>> begin PROVIDED DATA

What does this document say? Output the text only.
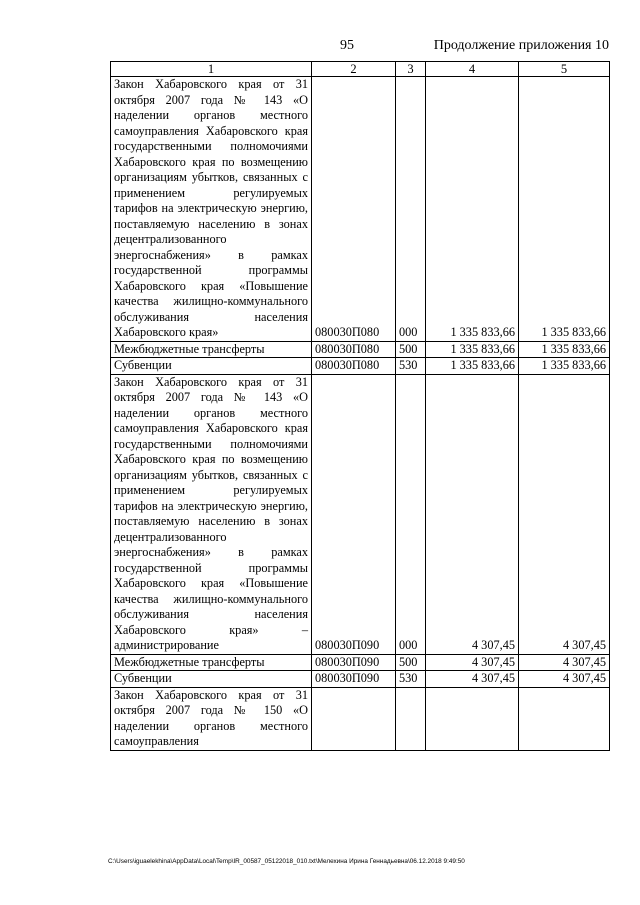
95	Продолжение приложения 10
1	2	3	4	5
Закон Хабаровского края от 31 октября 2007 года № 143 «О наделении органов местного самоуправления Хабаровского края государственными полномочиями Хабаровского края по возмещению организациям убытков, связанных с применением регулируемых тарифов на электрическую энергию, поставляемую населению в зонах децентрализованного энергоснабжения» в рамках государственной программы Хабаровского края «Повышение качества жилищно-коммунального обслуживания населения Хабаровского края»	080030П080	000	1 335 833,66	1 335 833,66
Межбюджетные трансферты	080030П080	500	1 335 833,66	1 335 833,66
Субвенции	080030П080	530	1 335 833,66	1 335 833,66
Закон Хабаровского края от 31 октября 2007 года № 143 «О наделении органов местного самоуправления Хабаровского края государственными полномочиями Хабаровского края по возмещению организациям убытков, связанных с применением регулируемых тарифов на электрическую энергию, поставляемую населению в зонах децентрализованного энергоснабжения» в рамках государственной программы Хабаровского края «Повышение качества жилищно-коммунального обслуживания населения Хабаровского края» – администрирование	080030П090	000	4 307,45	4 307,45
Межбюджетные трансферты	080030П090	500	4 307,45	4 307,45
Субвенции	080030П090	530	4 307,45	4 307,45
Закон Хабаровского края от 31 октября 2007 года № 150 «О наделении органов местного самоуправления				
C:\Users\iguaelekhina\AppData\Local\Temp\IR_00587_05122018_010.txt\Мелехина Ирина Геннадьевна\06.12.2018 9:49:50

>> end PROVIDED DATA
>> begin PROVIDED DATA

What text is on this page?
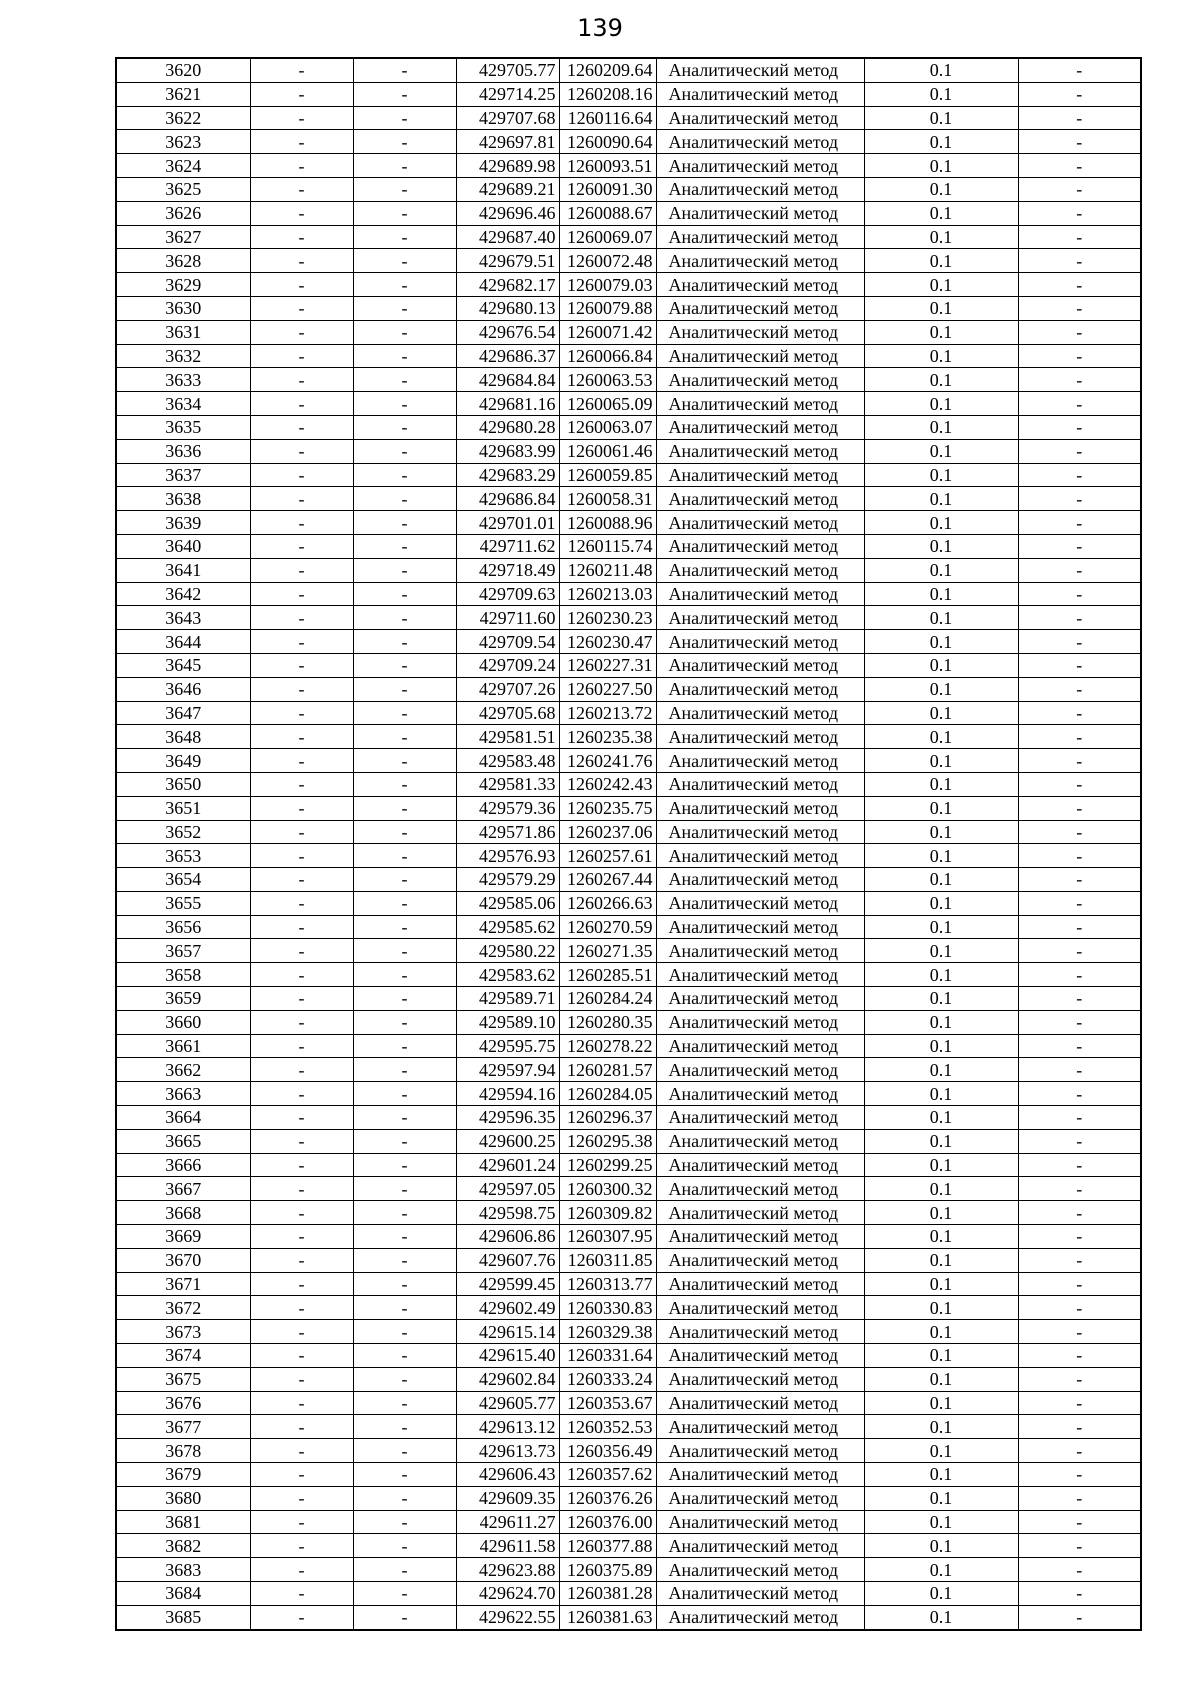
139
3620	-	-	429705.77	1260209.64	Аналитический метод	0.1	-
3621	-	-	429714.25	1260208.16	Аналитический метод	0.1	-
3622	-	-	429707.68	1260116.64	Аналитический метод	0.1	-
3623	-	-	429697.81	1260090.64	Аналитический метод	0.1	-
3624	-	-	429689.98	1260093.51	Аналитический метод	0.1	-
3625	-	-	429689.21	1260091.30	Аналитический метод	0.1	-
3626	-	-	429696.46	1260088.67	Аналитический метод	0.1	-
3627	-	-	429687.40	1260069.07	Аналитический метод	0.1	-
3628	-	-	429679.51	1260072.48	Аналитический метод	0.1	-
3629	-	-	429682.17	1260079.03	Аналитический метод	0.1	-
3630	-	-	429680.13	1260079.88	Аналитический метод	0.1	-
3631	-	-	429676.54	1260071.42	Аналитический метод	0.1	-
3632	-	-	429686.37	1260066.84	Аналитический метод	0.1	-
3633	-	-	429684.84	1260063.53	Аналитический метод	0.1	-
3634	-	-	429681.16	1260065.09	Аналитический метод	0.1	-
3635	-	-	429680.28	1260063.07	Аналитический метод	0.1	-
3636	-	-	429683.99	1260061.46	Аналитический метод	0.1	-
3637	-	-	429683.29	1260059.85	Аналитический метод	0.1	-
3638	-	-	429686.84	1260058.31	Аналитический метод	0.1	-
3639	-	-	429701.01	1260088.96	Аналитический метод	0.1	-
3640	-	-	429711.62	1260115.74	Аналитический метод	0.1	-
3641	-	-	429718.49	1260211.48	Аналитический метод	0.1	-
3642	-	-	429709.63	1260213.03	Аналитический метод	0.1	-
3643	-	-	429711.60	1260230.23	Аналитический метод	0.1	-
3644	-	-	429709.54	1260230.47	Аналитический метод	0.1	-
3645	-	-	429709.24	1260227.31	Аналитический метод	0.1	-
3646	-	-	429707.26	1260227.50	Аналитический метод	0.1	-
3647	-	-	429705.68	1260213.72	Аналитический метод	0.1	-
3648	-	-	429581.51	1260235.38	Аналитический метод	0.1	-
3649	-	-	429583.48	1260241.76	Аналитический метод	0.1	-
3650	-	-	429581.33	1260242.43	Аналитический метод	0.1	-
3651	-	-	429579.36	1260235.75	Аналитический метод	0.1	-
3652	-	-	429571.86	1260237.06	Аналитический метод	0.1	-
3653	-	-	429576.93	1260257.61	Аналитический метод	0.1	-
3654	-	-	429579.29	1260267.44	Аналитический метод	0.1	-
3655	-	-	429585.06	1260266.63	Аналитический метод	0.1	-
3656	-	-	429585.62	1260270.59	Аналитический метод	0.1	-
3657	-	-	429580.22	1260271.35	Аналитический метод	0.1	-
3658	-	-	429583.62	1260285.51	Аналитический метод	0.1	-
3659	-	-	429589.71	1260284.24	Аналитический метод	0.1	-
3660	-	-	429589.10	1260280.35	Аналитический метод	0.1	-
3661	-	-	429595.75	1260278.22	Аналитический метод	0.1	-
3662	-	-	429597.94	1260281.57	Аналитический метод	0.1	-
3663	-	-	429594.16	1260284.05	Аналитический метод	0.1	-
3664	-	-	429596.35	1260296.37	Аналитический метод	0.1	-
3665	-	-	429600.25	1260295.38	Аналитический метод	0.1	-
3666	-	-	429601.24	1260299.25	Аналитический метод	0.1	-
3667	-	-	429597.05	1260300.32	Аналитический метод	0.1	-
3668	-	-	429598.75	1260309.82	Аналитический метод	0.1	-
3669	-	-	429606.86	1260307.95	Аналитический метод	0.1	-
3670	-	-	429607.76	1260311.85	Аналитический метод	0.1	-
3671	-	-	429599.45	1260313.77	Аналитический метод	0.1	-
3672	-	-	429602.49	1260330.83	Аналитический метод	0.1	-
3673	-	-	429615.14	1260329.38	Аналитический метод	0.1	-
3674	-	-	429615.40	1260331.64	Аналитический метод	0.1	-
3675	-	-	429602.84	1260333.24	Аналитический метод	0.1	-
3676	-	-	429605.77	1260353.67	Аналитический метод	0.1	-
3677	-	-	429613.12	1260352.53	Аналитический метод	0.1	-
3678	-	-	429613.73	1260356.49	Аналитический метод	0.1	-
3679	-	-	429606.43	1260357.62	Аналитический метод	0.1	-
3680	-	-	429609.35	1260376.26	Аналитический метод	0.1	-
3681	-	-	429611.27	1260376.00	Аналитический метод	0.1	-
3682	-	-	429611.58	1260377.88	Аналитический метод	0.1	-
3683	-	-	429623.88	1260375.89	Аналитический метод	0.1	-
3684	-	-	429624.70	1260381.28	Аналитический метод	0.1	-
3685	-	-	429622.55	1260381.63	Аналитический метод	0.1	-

>> end PROVIDED DATA

### WRITTEN PROBLEM
Go through the entries and return each line where the word "Субвенции" appears.

### RESPONSE
Субвенции	080030П080	530	1 335 833,66	1 335 833,66
Субвенции	080030П090	530	4 307,45	4 307,45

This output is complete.